(Information given)
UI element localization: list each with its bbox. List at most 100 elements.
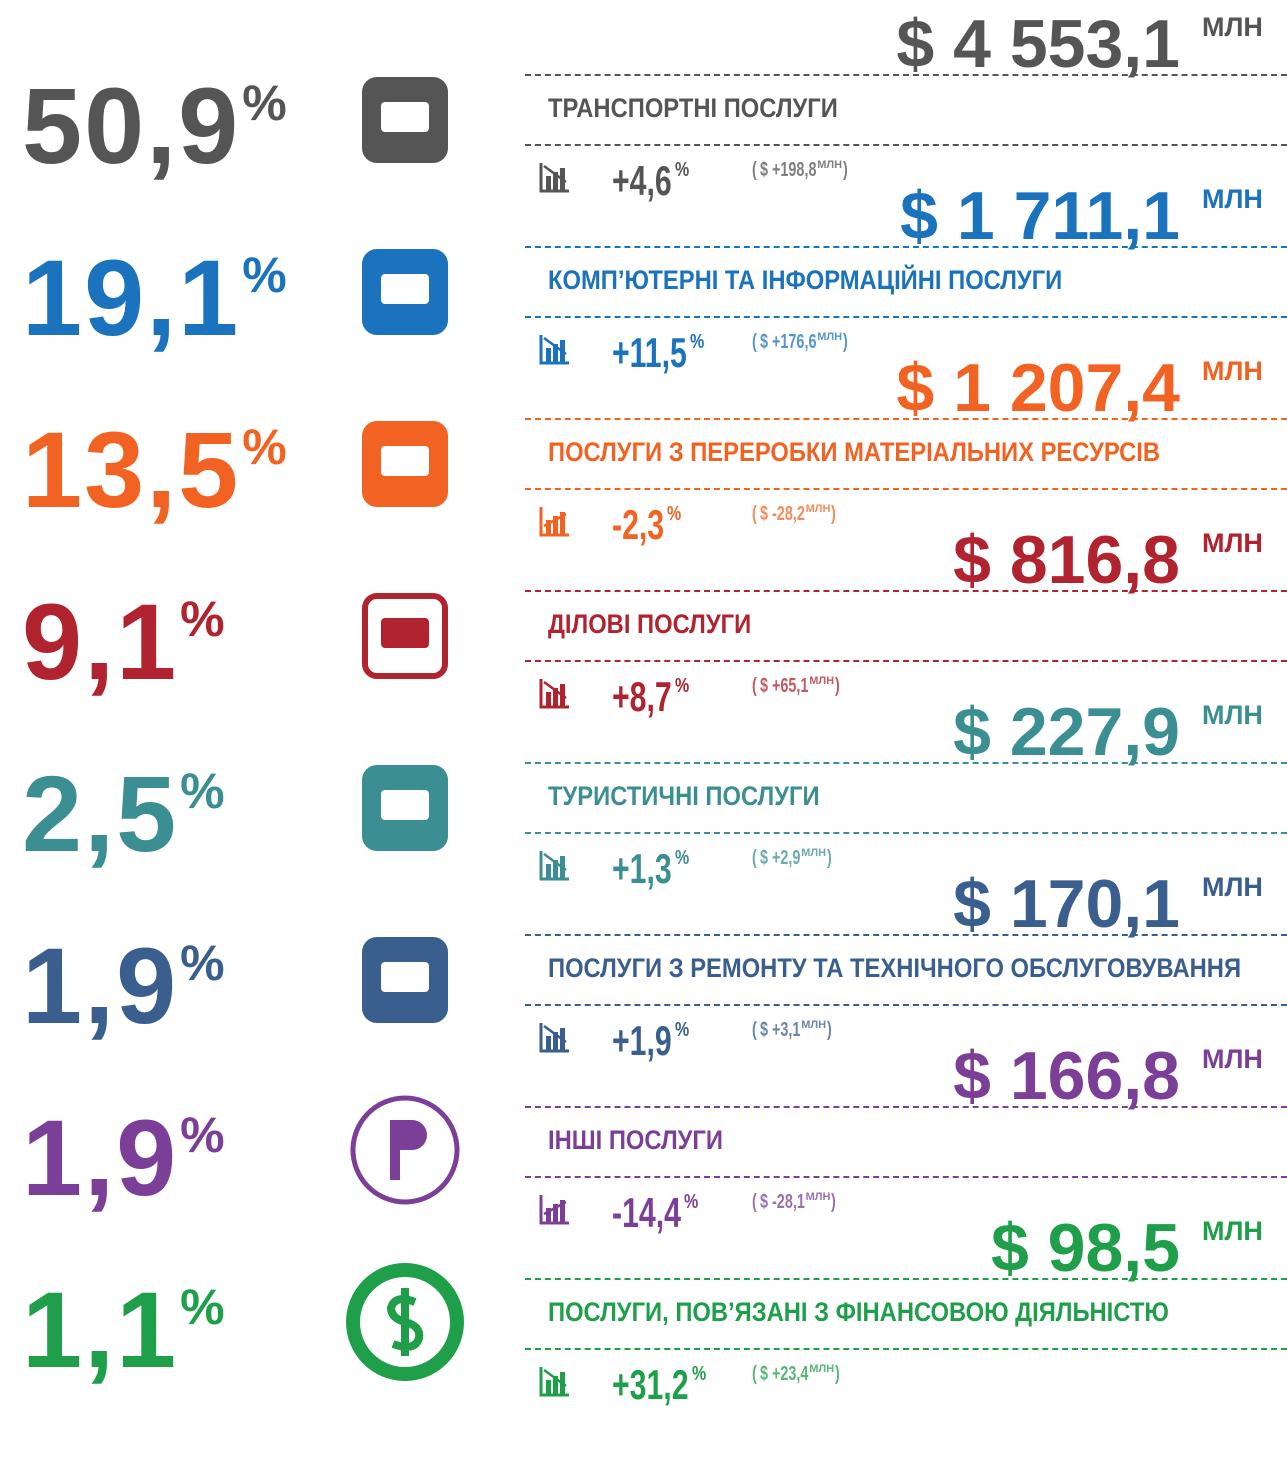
share-value: 9,1 bbox=[22, 581, 179, 702]
trend-icon bbox=[539, 1367, 569, 1397]
trend-icon bbox=[539, 163, 569, 193]
bracket-open: ( bbox=[752, 503, 757, 525]
divider bbox=[525, 590, 1287, 592]
divider bbox=[525, 488, 1287, 490]
bracket-open: ( bbox=[752, 675, 757, 697]
share-value: 1,9 bbox=[22, 925, 179, 1046]
category-icon bbox=[362, 937, 448, 1023]
bracket-close: ) bbox=[827, 1019, 832, 1041]
share-percent-sign: % bbox=[180, 935, 225, 991]
category-name: ТРАНСПОРТНІ ПОСЛУГИ bbox=[548, 93, 838, 123]
share-value: 50,9 bbox=[22, 65, 241, 186]
amount-unit: МЛН bbox=[1202, 1216, 1263, 1246]
share-percent-sign: % bbox=[242, 247, 287, 303]
change-value: +11,5 bbox=[612, 329, 687, 376]
bracket-close: ) bbox=[843, 331, 848, 353]
divider bbox=[525, 934, 1287, 936]
category-name: ПОСЛУГИ З ПЕРЕРОБКИ МАТЕРІАЛЬНИХ РЕСУРСІ… bbox=[548, 437, 1161, 467]
change-percent-sign: % bbox=[689, 331, 705, 353]
divider bbox=[525, 832, 1287, 834]
divider bbox=[525, 144, 1287, 146]
change-percent-sign: % bbox=[674, 1019, 689, 1041]
change-absolute-unit: МЛН bbox=[809, 1363, 835, 1375]
amount-value: $ 4 553,1 bbox=[896, 6, 1180, 82]
divider bbox=[525, 316, 1287, 318]
change-percent-sign: % bbox=[674, 159, 689, 181]
share-percent-sign: % bbox=[180, 1107, 225, 1163]
change-value: -14,4 bbox=[612, 1189, 681, 1236]
change-value: +4,6 bbox=[612, 157, 672, 204]
change-absolute-unit: МЛН bbox=[801, 1019, 827, 1031]
change-value: +1,3 bbox=[612, 845, 672, 892]
divider bbox=[525, 1348, 1287, 1350]
change-absolute: $ +23,4 bbox=[759, 1363, 809, 1385]
amount-unit: МЛН bbox=[1202, 12, 1263, 42]
change-absolute-unit: МЛН bbox=[801, 847, 827, 859]
category-name: ІНШІ ПОСЛУГИ bbox=[548, 1125, 723, 1155]
change-absolute-unit: МЛН bbox=[805, 503, 831, 515]
bracket-close: ) bbox=[835, 1363, 840, 1385]
bracket-open: ( bbox=[752, 1191, 757, 1213]
change-percent-sign: % bbox=[674, 847, 689, 869]
change-absolute: $ -28,1 bbox=[759, 1191, 805, 1213]
amount-value: $ 166,8 bbox=[953, 1038, 1180, 1114]
divider bbox=[525, 1106, 1287, 1108]
bracket-open: ( bbox=[752, 159, 757, 181]
divider bbox=[525, 762, 1287, 764]
divider bbox=[525, 1004, 1287, 1006]
change-value: +1,9 bbox=[612, 1017, 672, 1064]
change-absolute-unit: МЛН bbox=[817, 331, 843, 343]
change-value: +31,2 bbox=[612, 1361, 689, 1408]
divider bbox=[525, 1176, 1287, 1178]
bracket-open: ( bbox=[752, 331, 757, 353]
share-percent-sign: % bbox=[242, 419, 287, 475]
amount-value: $ 227,9 bbox=[953, 694, 1180, 770]
category-name: КОМП’ЮТЕРНІ ТА ІНФОРМАЦІЙНІ ПОСЛУГИ bbox=[548, 265, 1063, 295]
trend-icon bbox=[539, 1023, 569, 1053]
amount-unit: МЛН bbox=[1202, 872, 1263, 902]
share-percent-sign: % bbox=[180, 1279, 225, 1335]
bracket-close: ) bbox=[835, 675, 840, 697]
trend-icon bbox=[539, 851, 569, 881]
share-percent-sign: % bbox=[242, 75, 287, 131]
change-absolute: $ +176,6 bbox=[759, 331, 817, 353]
change-value: -2,3 bbox=[612, 501, 665, 548]
trend-icon bbox=[539, 507, 569, 537]
change-absolute-unit: МЛН bbox=[817, 159, 843, 171]
bracket-close: ) bbox=[831, 1191, 837, 1213]
share-value: 13,5 bbox=[22, 409, 241, 530]
change-absolute-unit: МЛН bbox=[809, 675, 835, 687]
category-icon bbox=[362, 593, 448, 679]
category-icon bbox=[362, 77, 448, 163]
change-percent-sign: % bbox=[683, 1191, 699, 1213]
divider bbox=[525, 660, 1287, 662]
category-icon bbox=[362, 765, 448, 851]
change-absolute: $ +198,8 bbox=[759, 159, 817, 181]
divider bbox=[525, 418, 1287, 420]
bracket-close: ) bbox=[827, 847, 832, 869]
change-absolute: $ +3,1 bbox=[759, 1019, 801, 1041]
share-value: 1,9 bbox=[22, 1097, 179, 1218]
amount-value: $ 170,1 bbox=[953, 866, 1180, 942]
change-absolute: $ +2,9 bbox=[759, 847, 801, 869]
category-icon bbox=[346, 1263, 464, 1381]
category-icon bbox=[350, 1095, 460, 1205]
amount-value: $ 816,8 bbox=[953, 522, 1180, 598]
change-absolute-unit: МЛН bbox=[805, 1191, 831, 1203]
bracket-open: ( bbox=[752, 1363, 757, 1385]
amount-unit: МЛН bbox=[1202, 184, 1263, 214]
bracket-close: ) bbox=[831, 503, 837, 525]
trend-icon bbox=[539, 1195, 569, 1225]
change-absolute: $ -28,2 bbox=[759, 503, 805, 525]
change-percent-sign: % bbox=[674, 675, 689, 697]
share-value: 2,5 bbox=[22, 753, 179, 874]
trend-icon bbox=[539, 335, 569, 365]
divider bbox=[525, 1278, 1287, 1280]
change-absolute: $ +65,1 bbox=[759, 675, 809, 697]
divider bbox=[525, 74, 1287, 76]
category-name: ТУРИСТИЧНІ ПОСЛУГИ bbox=[548, 781, 820, 811]
amount-unit: МЛН bbox=[1202, 528, 1263, 558]
category-icon bbox=[362, 249, 448, 335]
change-value: +8,7 bbox=[612, 673, 672, 720]
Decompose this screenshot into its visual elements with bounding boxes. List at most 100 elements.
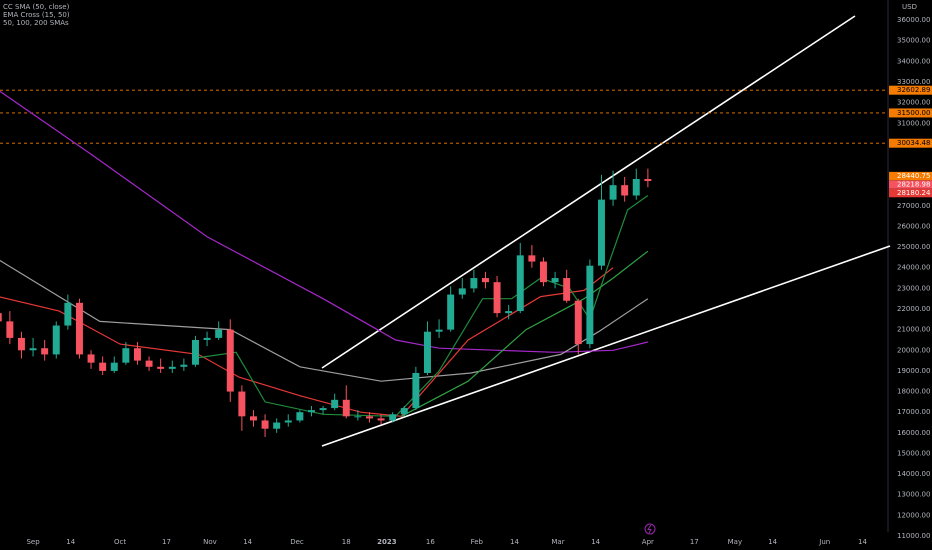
candle-body [470, 278, 478, 289]
y-tick-label: 16000.00 [897, 429, 930, 437]
candle-body [435, 329, 443, 332]
moving-average-line [401, 250, 649, 417]
candle-body [377, 418, 385, 421]
y-tick-label: 32000.00 [897, 99, 930, 107]
y-tick-label: 18000.00 [897, 388, 930, 396]
y-tick-label: 35000.00 [897, 37, 930, 45]
x-tick-label: Feb [471, 538, 484, 546]
candle-body [52, 325, 60, 355]
candle-body [157, 366, 165, 369]
candle-body [621, 185, 629, 196]
candle-body [75, 302, 83, 355]
y-tick-label: 26000.00 [897, 222, 930, 230]
candle-body [354, 416, 362, 418]
price-label-box [889, 171, 932, 181]
moving-average-line [0, 90, 649, 353]
x-tick-label: Nov [203, 538, 217, 546]
y-tick-label: 15000.00 [897, 449, 930, 457]
candle-body [365, 416, 373, 419]
y-tick-label: 25000.00 [897, 243, 930, 251]
x-tick-label: 18 [342, 538, 351, 546]
candle-body [481, 278, 489, 283]
y-tick-label: 33000.00 [897, 78, 930, 86]
level-label-box [889, 108, 932, 118]
candle-body [505, 311, 513, 314]
candle-body [249, 416, 257, 421]
price-label-box [889, 180, 932, 189]
candle-body [586, 265, 594, 345]
y-tick-label: 23000.00 [897, 284, 930, 292]
currency-label: USD [902, 3, 917, 11]
x-tick-label: 14 [591, 538, 600, 546]
x-tick-label: 14 [768, 538, 777, 546]
candle-body [423, 331, 431, 373]
candle-body [6, 321, 14, 338]
candle-body [87, 354, 95, 363]
candle-body [609, 185, 617, 200]
candle-body [551, 278, 559, 283]
candle-body [574, 300, 582, 345]
candle-body [17, 337, 25, 351]
moving-average-line [0, 259, 649, 382]
y-tick-label: 27000.00 [897, 202, 930, 210]
candle-body [563, 278, 571, 301]
x-tick-label: Sep [26, 538, 40, 546]
candle-body [528, 255, 536, 262]
x-tick-label: Dec [290, 538, 304, 546]
y-tick-label: 22000.00 [897, 305, 930, 313]
candle-body [191, 339, 199, 365]
x-tick-label: 17 [690, 538, 699, 546]
x-tick-label: May [728, 538, 742, 546]
price-label: 28218.98 [897, 181, 930, 189]
candle-body [307, 410, 315, 413]
y-tick-label: 11000.00 [897, 532, 930, 540]
level-label: 30034.48 [897, 139, 930, 147]
y-tick-label: 24000.00 [897, 264, 930, 272]
event-icon[interactable] [644, 523, 656, 535]
candle-body [400, 408, 408, 415]
x-tick-label: 14 [66, 538, 75, 546]
candle-body [122, 348, 130, 363]
price-label: 28440.75 [897, 172, 930, 180]
level-label-box [889, 138, 932, 148]
level-label-box [889, 85, 932, 95]
candle-body [180, 364, 188, 367]
x-tick-label: Jun [818, 538, 830, 546]
event-icon-glyph [647, 524, 652, 534]
x-tick-label: 17 [162, 538, 171, 546]
candle-body [64, 302, 72, 326]
price-label: 28180.24 [897, 189, 931, 197]
x-tick-label: 14 [858, 538, 867, 546]
candle-body [458, 288, 466, 295]
x-tick-label: 16 [426, 538, 435, 546]
y-tick-label: 17000.00 [897, 408, 930, 416]
candle-body [168, 366, 176, 369]
candle-body [215, 329, 223, 338]
y-tick-label: 20000.00 [897, 346, 930, 354]
x-tick-label: Apr [642, 538, 654, 546]
y-tick-label: 13000.00 [897, 491, 930, 499]
candle-body [273, 422, 281, 429]
y-tick-label: 31000.00 [897, 119, 930, 127]
candle-body [29, 348, 37, 351]
candle-body [145, 360, 153, 367]
candle-body [597, 199, 605, 266]
candle-body [319, 408, 327, 411]
candle-body [342, 399, 350, 417]
candle-body [296, 412, 304, 421]
y-tick-label: 21000.00 [897, 326, 930, 334]
legend-item: CC SMA (50, close) [3, 3, 70, 11]
candle-body [226, 329, 234, 392]
candle-body [284, 420, 292, 423]
upper-trendline [321, 15, 856, 369]
level-label: 32602.89 [897, 86, 930, 94]
legend-item: 50, 100, 200 SMAs [3, 19, 69, 27]
candle-body [539, 261, 547, 283]
candle-body [412, 372, 420, 409]
x-tick-label: 2023 [377, 538, 397, 546]
y-tick-label: 36000.00 [897, 16, 930, 24]
x-tick-label: Oct [114, 538, 126, 546]
candle-body [238, 391, 246, 417]
candle-body [203, 337, 211, 340]
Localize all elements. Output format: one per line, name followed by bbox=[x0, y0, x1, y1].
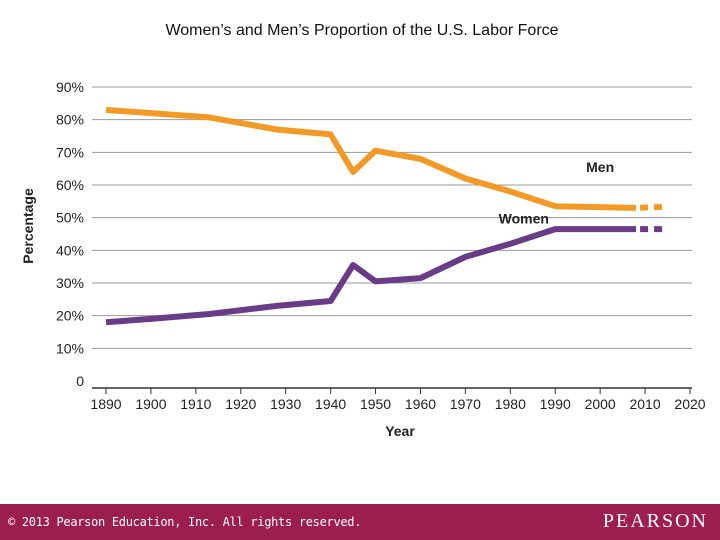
y-tick-label: 50% bbox=[56, 210, 84, 226]
x-tick-label: 1900 bbox=[135, 396, 166, 412]
y-tick-label: 90% bbox=[56, 79, 84, 95]
x-tick-label: 1990 bbox=[540, 396, 571, 412]
x-tick-label: 1930 bbox=[270, 396, 301, 412]
pearson-logo: PEARSON bbox=[602, 510, 708, 532]
y-tick-label: 80% bbox=[56, 112, 84, 128]
x-tick-label: 1910 bbox=[180, 396, 211, 412]
series-projection-men bbox=[635, 203, 664, 211]
x-tick-label: 1890 bbox=[90, 396, 121, 412]
x-tick-label: 2010 bbox=[629, 396, 660, 412]
series-lines: Men Women bbox=[105, 106, 664, 326]
series-line-women bbox=[105, 226, 637, 326]
footer-bar: © 2013 Pearson Education, Inc. All right… bbox=[0, 504, 720, 540]
x-tick-label: 2020 bbox=[674, 396, 705, 412]
y-tick-label: 70% bbox=[56, 144, 84, 160]
y-tick-label: 20% bbox=[56, 308, 84, 324]
y-tick-label: 40% bbox=[56, 242, 84, 258]
y-axis-title: Percentage bbox=[20, 188, 36, 264]
series-line-men bbox=[105, 106, 637, 211]
y-tick-label: 10% bbox=[56, 340, 84, 356]
y-tick-label: 0 bbox=[76, 373, 84, 389]
copyright-text: © 2013 Pearson Education, Inc. All right… bbox=[8, 515, 362, 529]
chart-title: Women’s and Men’s Proportion of the U.S.… bbox=[165, 22, 559, 39]
x-tick-label: 1920 bbox=[225, 396, 256, 412]
x-tick-label: 1960 bbox=[405, 396, 436, 412]
x-tick-label: 1940 bbox=[315, 396, 346, 412]
x-tick-label: 1950 bbox=[360, 396, 391, 412]
x-tick-label: 1970 bbox=[450, 396, 481, 412]
line-chart: 0 10% 20% 30% 40% 50% 60% 70% 80% 90% 1890 1900 1910… bbox=[20, 79, 706, 439]
series-label-women: Women bbox=[499, 211, 549, 227]
y-tick-label: 30% bbox=[56, 275, 84, 291]
grid-lines bbox=[92, 86, 692, 349]
x-tick-label: 2000 bbox=[585, 396, 616, 412]
x-axis-title: Year bbox=[385, 423, 415, 439]
x-tick-label: 1980 bbox=[495, 396, 526, 412]
series-label-men: Men bbox=[586, 159, 614, 175]
y-tick-label: 60% bbox=[56, 177, 84, 193]
axes: 0 10% 20% 30% 40% 50% 60% 70% 80% 90% 1890 1900 1910… bbox=[56, 79, 706, 412]
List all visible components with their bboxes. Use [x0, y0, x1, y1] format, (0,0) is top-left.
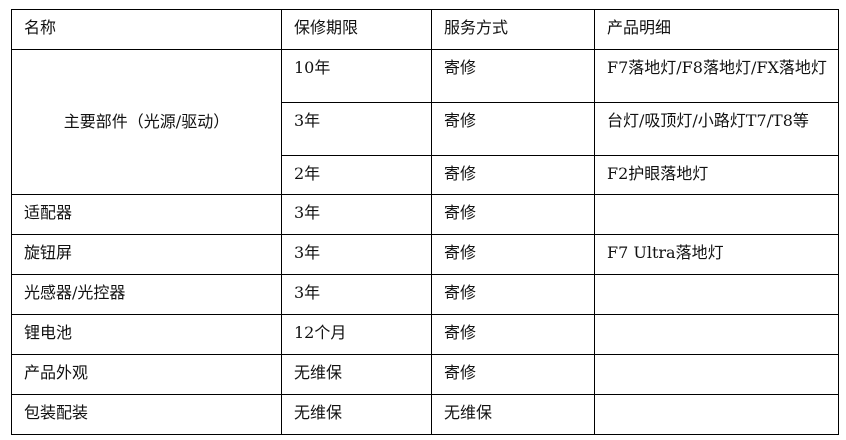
detail-cell — [594, 274, 839, 315]
period-cell: 10年 — [281, 49, 432, 103]
header-name: 名称 — [11, 9, 282, 50]
period-cell: 3年 — [281, 102, 432, 156]
header-row: 名称 保修期限 服务方式 产品明细 — [11, 9, 839, 50]
name-cell: 产品外观 — [11, 354, 282, 395]
period-cell: 无维保 — [281, 354, 432, 395]
detail-cell — [594, 194, 839, 235]
table-row: 2年 寄修 F2护眼落地灯 — [12, 155, 839, 195]
table-row: 光感器/光控器 3年 寄修 — [11, 274, 839, 315]
service-cell: 寄修 — [431, 274, 595, 315]
service-cell: 寄修 — [431, 354, 595, 395]
service-cell: 寄修 — [431, 49, 595, 103]
service-cell: 寄修 — [431, 234, 595, 275]
name-cell: 包装配装 — [11, 394, 282, 435]
name-cell: 锂电池 — [11, 314, 282, 355]
period-cell: 3年 — [281, 194, 432, 235]
period-cell: 3年 — [281, 274, 432, 315]
name-cell: 光感器/光控器 — [11, 274, 282, 315]
service-cell: 无维保 — [431, 394, 595, 435]
header-detail: 产品明细 — [594, 9, 839, 50]
period-cell: 3年 — [281, 234, 432, 275]
service-cell: 寄修 — [431, 155, 595, 195]
table-row: 旋钮屏 3年 寄修 F7 Ultra落地灯 — [11, 234, 839, 275]
period-cell: 2年 — [281, 155, 432, 195]
table-row: 包装配装 无维保 无维保 — [11, 394, 839, 435]
period-cell: 无维保 — [281, 394, 432, 435]
table-row: 适配器 3年 寄修 — [11, 194, 839, 235]
service-cell: 寄修 — [431, 314, 595, 355]
name-cell: 适配器 — [11, 194, 282, 235]
table-row: 3年 寄修 台灯/吸顶灯/小路灯T7/T8等 — [12, 102, 839, 156]
detail-cell: 台灯/吸顶灯/小路灯T7/T8等 — [594, 102, 839, 156]
service-cell: 寄修 — [431, 102, 595, 156]
table-row: 主要部件（光源/驱动） 10年 寄修 F7落地灯/F8落地灯/FX落地灯 — [11, 49, 839, 195]
name-cell: 旋钮屏 — [11, 234, 282, 275]
detail-cell: F2护眼落地灯 — [594, 155, 839, 195]
main-parts-name: 主要部件（光源/驱动） — [11, 49, 282, 195]
header-service: 服务方式 — [431, 9, 595, 50]
detail-cell — [594, 394, 839, 435]
detail-cell — [594, 354, 839, 395]
service-cell: 寄修 — [431, 194, 595, 235]
table-row: 锂电池 12个月 寄修 — [11, 314, 839, 355]
detail-cell: F7 Ultra落地灯 — [594, 234, 839, 275]
warranty-table: 名称 保修期限 服务方式 产品明细 主要部件（光源/驱动） 10年 寄修 F7落… — [11, 9, 839, 435]
period-cell: 12个月 — [281, 314, 432, 355]
detail-cell — [594, 314, 839, 355]
detail-cell: F7落地灯/F8落地灯/FX落地灯 — [594, 49, 839, 103]
header-period: 保修期限 — [281, 9, 432, 50]
table-row: 产品外观 无维保 寄修 — [11, 354, 839, 395]
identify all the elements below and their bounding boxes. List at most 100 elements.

(Task statement)
Rewrite the lines starting at the one containing "candle-body [470, 278, 478, 289]" and ending at the one containing "candle-body [75, 302, 83, 355]", changing "y-tick-label" to "price-axis-label" and keeping everything else the same.

(Exercise result)
candle-body [470, 278, 478, 289]
price-axis-label: 16000.00 [897, 429, 930, 437]
candle-body [435, 329, 443, 332]
moving-average-line [401, 250, 649, 417]
candle-body [377, 418, 385, 421]
price-axis-label: 32000.00 [897, 99, 930, 107]
price-axis-label: 18000.00 [897, 388, 930, 396]
price-axis-label: 35000.00 [897, 37, 930, 45]
x-tick-label: Feb [471, 538, 484, 546]
candle-body [52, 325, 60, 355]
candle-body [157, 366, 165, 369]
candle-body [621, 185, 629, 196]
candle-body [75, 302, 83, 355]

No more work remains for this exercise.